→ What this task involves
Below is the data. Give it again, complete and exact.

→ Available records
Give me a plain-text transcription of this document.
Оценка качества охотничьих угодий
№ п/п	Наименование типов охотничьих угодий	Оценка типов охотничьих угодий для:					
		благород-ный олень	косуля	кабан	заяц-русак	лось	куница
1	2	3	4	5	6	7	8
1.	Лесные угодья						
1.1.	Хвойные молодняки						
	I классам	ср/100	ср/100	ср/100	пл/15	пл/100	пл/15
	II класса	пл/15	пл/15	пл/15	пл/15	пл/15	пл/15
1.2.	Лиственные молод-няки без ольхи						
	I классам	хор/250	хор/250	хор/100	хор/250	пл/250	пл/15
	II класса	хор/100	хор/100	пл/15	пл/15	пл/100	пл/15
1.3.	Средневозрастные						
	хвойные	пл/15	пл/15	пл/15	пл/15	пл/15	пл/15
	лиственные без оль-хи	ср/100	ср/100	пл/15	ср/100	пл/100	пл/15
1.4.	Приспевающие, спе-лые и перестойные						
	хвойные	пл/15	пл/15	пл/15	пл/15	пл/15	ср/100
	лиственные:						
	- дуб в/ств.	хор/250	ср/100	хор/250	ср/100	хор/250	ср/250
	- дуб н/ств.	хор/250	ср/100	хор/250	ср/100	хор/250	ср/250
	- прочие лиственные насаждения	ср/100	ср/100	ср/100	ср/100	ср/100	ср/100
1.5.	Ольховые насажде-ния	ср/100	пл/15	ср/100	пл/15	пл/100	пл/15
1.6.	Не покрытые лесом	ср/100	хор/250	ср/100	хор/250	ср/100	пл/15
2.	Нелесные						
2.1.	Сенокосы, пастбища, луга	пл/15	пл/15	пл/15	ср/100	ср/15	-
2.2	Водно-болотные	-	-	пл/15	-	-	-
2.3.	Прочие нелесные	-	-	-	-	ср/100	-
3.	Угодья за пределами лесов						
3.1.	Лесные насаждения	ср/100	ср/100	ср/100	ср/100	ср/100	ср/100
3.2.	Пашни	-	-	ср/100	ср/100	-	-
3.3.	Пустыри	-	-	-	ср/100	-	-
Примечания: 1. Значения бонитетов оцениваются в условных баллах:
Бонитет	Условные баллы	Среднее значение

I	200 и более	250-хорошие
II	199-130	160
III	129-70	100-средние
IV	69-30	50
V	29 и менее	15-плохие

→ Written answer
Give me a plain-text transcription of this document.
Оценка качества охотничьих угодий
№ п/п	Наименование типов охотничьих угодий	Оценка типов охотничьих угодий для:					
		благород-ный олень	косуля	кабан	заяц-русак	лось	куница
1	2	3	4	5	6	7	8
1.	Лесные угодья						
1.1.	Хвойные молодняки						
	I классам	ср/100	ср/100	ср/100	пл/15	пл/100	пл/15
	II класса	пл/15	пл/15	пл/15	пл/15	пл/15	пл/15
1.2.	Лиственные молод-няки без ольхи						
	I классам	хор/250	хор/250	хор/100	хор/250	пл/250	пл/15
	II класса	хор/100	хор/100	пл/15	пл/15	пл/100	пл/15
1.3.	Средневозрастные						
	хвойные	пл/15	пл/15	пл/15	пл/15	пл/15	пл/15
	лиственные без оль-хи	ср/100	ср/100	пл/15	ср/100	пл/100	пл/15
1.4.	Приспевающие, спе-лые и перестойные						
	хвойные	пл/15	пл/15	пл/15	пл/15	пл/15	ср/100
	лиственные:						
	- дуб в/ств.	хор/250	ср/100	хор/250	ср/100	хор/250	ср/250
	- дуб н/ств.	хор/250	ср/100	хор/250	ср/100	хор/250	ср/250
	- прочие лиственные насаждения	ср/100	ср/100	ср/100	ср/100	ср/100	ср/100
1.5.	Ольховые насажде-ния	ср/100	пл/15	ср/100	пл/15	пл/100	пл/15
1.6.	Не покрытые лесом	ср/100	хор/250	ср/100	хор/250	ср/100	пл/15
2.	Нелесные						
2.1.	Сенокосы, пастбища, луга	пл/15	пл/15	пл/15	ср/100	ср/15	-
2.2	Водно-болотные	-	-	пл/15	-	-	-
2.3.	Прочие нелесные	-	-	-	-	ср/100	-
3.	Угодья за пределами лесов						
3.1.	Лесные насаждения	ср/100	ср/100	ср/100	ср/100	ср/100	ср/100
3.2.	Пашни	-	-	ср/100	ср/100	-	-
3.3.	Пустыри	-	-	-	ср/100	-	-
Примечания: 1. Значения бонитетов оцениваются в условных баллах:
Бонитет	Условные баллы	Среднее значение

I	200 и более	250-хорошие
II	199-130	160
III	129-70	100-средние
IV	69-30	50
V	29 и менее	15-плохие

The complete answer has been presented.